_Data for the task:_
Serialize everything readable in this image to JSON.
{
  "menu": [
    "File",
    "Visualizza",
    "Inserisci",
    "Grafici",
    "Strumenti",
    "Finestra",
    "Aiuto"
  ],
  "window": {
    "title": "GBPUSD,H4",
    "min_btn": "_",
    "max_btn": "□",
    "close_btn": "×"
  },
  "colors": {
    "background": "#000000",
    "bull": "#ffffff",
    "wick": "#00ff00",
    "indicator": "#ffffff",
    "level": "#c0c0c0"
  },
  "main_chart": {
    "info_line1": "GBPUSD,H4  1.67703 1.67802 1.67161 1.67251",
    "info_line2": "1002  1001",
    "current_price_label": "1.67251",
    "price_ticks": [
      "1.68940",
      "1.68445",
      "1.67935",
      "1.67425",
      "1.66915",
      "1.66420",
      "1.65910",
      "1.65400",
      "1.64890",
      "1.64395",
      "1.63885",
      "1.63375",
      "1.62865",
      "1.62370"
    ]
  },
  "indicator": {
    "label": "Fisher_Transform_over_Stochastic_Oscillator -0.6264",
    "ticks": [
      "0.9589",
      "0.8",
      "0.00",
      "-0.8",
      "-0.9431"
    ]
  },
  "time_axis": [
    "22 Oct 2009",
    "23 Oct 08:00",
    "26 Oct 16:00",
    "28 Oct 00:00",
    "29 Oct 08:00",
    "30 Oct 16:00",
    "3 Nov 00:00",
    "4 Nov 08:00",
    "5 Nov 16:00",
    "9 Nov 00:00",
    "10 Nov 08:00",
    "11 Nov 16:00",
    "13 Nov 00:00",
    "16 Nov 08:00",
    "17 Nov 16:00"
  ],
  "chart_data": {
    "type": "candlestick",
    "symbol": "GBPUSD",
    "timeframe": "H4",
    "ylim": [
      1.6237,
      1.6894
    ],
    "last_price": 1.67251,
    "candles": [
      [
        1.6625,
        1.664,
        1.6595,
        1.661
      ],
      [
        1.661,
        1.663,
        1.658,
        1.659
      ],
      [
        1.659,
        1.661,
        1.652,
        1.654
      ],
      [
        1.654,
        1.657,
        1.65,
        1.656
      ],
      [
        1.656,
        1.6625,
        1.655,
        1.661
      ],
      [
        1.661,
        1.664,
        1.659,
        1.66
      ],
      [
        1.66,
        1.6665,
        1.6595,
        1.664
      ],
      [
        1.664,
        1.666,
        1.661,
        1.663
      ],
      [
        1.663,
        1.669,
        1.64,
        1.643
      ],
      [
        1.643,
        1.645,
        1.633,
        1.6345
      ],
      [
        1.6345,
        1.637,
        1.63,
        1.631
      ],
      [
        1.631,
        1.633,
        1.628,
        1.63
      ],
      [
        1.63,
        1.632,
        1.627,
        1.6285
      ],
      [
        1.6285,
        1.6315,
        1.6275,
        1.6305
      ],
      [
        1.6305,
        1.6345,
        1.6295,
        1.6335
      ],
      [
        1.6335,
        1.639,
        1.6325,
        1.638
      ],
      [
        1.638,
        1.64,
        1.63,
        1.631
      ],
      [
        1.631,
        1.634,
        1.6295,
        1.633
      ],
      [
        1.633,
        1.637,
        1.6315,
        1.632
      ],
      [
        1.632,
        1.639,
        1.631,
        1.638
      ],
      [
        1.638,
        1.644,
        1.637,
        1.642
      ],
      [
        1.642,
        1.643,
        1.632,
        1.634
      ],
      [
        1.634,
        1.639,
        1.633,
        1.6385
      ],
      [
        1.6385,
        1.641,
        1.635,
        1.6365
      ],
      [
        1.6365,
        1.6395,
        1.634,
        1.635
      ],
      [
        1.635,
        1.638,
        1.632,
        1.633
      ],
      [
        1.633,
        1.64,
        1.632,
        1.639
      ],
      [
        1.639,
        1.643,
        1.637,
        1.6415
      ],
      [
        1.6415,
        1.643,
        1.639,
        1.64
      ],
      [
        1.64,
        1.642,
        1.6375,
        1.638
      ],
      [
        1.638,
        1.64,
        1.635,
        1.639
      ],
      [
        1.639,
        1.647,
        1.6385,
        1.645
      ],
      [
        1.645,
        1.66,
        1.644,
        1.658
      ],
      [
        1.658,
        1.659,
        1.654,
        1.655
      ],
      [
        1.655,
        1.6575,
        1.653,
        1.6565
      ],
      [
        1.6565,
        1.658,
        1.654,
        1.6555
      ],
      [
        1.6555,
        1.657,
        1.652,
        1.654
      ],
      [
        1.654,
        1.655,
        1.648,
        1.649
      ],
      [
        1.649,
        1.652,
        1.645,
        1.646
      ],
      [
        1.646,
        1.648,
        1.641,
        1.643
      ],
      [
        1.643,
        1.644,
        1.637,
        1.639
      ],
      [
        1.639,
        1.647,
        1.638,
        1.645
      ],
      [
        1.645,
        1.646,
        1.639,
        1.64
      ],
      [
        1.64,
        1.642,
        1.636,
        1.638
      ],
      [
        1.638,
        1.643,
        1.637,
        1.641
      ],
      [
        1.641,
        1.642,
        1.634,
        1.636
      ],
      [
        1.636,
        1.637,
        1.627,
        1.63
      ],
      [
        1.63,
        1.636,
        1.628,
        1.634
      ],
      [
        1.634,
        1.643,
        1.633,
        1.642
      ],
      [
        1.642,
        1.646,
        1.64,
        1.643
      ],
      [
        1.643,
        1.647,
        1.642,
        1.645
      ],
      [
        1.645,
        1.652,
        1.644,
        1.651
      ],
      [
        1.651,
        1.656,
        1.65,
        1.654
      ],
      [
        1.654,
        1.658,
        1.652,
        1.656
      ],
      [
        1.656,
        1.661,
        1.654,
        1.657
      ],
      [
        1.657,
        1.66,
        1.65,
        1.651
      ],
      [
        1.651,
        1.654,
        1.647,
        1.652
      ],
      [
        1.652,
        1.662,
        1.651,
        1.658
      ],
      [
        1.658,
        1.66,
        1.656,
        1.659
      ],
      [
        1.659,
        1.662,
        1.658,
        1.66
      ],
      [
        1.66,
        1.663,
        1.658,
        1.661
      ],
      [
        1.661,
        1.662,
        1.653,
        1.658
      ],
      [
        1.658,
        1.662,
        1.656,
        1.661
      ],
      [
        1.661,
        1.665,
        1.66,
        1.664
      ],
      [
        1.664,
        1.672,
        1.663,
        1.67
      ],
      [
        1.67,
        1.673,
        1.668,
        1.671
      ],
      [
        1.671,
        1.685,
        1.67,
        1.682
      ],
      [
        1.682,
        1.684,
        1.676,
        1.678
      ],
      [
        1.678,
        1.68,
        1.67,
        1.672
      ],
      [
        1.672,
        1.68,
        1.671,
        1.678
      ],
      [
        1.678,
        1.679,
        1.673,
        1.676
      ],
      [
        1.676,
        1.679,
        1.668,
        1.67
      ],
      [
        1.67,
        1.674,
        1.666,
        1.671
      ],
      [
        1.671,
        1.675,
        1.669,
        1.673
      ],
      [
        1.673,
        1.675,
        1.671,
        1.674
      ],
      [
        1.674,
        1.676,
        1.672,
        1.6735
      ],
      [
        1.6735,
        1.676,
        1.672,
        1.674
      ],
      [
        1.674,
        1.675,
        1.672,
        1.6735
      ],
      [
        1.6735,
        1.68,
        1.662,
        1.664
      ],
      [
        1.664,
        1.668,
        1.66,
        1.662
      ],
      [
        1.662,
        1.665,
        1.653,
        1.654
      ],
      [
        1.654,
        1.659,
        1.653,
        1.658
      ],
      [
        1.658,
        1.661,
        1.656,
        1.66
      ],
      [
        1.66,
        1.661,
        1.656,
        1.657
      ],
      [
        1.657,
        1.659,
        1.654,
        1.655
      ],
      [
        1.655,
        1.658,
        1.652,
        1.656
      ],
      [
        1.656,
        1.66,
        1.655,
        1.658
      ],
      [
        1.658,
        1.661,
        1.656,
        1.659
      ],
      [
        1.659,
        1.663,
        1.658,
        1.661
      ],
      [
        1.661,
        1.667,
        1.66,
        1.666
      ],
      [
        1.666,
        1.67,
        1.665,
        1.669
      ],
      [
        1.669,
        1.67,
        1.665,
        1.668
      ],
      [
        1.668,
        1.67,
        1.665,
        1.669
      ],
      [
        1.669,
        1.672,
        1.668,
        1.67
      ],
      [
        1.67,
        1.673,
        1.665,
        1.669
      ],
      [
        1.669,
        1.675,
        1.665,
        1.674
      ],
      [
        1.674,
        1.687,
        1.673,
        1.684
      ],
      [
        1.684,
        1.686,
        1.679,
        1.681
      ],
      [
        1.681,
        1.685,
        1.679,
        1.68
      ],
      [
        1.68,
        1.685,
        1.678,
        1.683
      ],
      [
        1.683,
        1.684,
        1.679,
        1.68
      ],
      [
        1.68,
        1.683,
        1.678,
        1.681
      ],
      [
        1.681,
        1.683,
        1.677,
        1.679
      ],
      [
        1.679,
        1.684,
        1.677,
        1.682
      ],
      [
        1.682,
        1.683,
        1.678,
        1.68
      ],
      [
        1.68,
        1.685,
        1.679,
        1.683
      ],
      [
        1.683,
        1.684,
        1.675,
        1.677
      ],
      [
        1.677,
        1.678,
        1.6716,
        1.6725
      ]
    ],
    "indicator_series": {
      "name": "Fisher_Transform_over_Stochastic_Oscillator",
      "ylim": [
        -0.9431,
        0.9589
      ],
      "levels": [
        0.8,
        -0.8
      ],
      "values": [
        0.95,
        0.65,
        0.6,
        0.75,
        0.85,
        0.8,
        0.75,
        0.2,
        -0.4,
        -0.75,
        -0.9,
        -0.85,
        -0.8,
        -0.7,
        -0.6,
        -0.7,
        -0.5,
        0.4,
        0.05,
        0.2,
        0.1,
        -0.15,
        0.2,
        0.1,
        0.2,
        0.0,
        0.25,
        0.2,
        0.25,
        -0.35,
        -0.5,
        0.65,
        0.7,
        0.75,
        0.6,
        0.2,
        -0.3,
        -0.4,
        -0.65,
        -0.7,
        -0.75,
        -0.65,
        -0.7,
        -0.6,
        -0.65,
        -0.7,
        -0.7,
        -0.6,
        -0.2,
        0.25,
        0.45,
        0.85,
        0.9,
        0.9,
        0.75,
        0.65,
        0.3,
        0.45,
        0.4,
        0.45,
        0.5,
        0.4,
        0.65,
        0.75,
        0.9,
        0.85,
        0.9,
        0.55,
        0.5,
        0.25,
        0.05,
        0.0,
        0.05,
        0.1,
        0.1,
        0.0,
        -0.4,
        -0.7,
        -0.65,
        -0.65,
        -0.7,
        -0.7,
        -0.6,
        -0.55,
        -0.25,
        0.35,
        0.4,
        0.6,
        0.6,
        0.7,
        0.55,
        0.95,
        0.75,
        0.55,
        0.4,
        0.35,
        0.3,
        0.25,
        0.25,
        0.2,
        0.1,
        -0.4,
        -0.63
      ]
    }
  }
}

_What this task involves:_
Pick out each line above that includes "GBPUSD" and show it.

_Written reply:_
    "title": "GBPUSD,H4",
    "info_line1": "GBPUSD,H4  1.67703 1.67802 1.67161 1.67251",
    "symbol": "GBPUSD",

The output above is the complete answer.